_DATA FOR THIS TASK_
########
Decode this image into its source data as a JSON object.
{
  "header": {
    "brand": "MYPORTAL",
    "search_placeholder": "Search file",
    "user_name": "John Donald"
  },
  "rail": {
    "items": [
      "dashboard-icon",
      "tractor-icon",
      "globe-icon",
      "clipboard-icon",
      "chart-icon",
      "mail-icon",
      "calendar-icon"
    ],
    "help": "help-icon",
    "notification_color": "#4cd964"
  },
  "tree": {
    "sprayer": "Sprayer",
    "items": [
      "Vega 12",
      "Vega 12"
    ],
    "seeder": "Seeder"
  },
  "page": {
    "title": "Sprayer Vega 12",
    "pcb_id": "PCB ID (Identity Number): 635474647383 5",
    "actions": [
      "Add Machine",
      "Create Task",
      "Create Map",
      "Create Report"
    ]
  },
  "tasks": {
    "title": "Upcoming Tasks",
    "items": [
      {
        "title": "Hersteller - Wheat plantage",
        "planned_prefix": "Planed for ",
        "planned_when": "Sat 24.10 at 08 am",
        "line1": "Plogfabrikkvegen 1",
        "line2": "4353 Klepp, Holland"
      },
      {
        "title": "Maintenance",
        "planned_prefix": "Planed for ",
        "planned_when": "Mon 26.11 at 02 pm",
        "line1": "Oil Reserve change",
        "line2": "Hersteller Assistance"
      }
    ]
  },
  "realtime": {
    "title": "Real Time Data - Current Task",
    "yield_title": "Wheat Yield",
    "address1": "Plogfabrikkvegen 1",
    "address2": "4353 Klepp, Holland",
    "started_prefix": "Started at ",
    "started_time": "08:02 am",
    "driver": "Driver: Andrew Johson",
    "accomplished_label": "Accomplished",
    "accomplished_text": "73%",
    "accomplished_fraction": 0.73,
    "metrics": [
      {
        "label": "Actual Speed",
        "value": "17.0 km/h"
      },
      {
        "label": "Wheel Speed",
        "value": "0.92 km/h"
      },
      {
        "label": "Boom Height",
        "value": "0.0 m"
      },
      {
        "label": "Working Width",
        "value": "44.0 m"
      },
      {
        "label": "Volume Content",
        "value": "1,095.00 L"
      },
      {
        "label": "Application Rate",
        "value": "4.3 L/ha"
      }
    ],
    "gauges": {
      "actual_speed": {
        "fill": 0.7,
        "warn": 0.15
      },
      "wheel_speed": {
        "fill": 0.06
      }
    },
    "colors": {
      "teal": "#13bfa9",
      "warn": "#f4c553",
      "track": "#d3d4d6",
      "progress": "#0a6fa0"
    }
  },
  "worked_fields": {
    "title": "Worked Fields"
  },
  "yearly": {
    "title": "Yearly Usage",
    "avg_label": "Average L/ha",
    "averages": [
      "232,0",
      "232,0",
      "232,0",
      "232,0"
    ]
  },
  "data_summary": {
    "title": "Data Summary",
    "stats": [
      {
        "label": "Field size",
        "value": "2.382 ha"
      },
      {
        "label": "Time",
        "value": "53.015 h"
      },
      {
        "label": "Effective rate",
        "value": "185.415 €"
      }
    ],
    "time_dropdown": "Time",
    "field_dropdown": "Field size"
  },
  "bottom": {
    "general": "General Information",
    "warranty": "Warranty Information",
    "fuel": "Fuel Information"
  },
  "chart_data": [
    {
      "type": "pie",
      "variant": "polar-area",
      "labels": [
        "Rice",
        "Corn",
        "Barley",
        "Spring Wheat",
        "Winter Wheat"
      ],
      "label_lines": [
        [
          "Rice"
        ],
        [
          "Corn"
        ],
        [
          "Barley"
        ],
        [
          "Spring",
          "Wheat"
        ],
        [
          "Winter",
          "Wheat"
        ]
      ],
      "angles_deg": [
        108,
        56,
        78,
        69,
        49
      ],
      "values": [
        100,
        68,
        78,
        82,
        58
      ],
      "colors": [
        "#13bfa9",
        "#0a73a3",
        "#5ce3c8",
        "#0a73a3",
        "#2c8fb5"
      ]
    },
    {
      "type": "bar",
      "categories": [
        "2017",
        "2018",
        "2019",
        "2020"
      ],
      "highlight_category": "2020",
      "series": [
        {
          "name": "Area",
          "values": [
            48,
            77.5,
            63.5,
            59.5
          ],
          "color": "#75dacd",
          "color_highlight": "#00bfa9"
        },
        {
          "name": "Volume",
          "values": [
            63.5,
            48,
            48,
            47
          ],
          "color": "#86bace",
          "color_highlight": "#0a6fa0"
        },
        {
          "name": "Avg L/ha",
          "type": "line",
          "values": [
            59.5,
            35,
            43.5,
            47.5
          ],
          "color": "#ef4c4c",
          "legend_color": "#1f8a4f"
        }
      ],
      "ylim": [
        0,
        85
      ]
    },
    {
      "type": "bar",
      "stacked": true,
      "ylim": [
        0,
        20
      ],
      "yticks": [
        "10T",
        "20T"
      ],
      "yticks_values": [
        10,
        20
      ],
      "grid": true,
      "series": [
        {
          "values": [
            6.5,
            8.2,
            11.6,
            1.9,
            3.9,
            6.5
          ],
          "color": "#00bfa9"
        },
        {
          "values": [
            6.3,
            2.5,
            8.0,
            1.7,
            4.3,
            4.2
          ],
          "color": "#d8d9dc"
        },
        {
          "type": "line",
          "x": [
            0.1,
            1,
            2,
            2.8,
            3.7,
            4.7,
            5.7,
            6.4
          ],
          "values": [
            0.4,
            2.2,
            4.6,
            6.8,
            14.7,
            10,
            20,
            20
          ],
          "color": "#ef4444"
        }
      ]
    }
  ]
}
########
How many of these lines contain "Klepp"? Write only the number.

2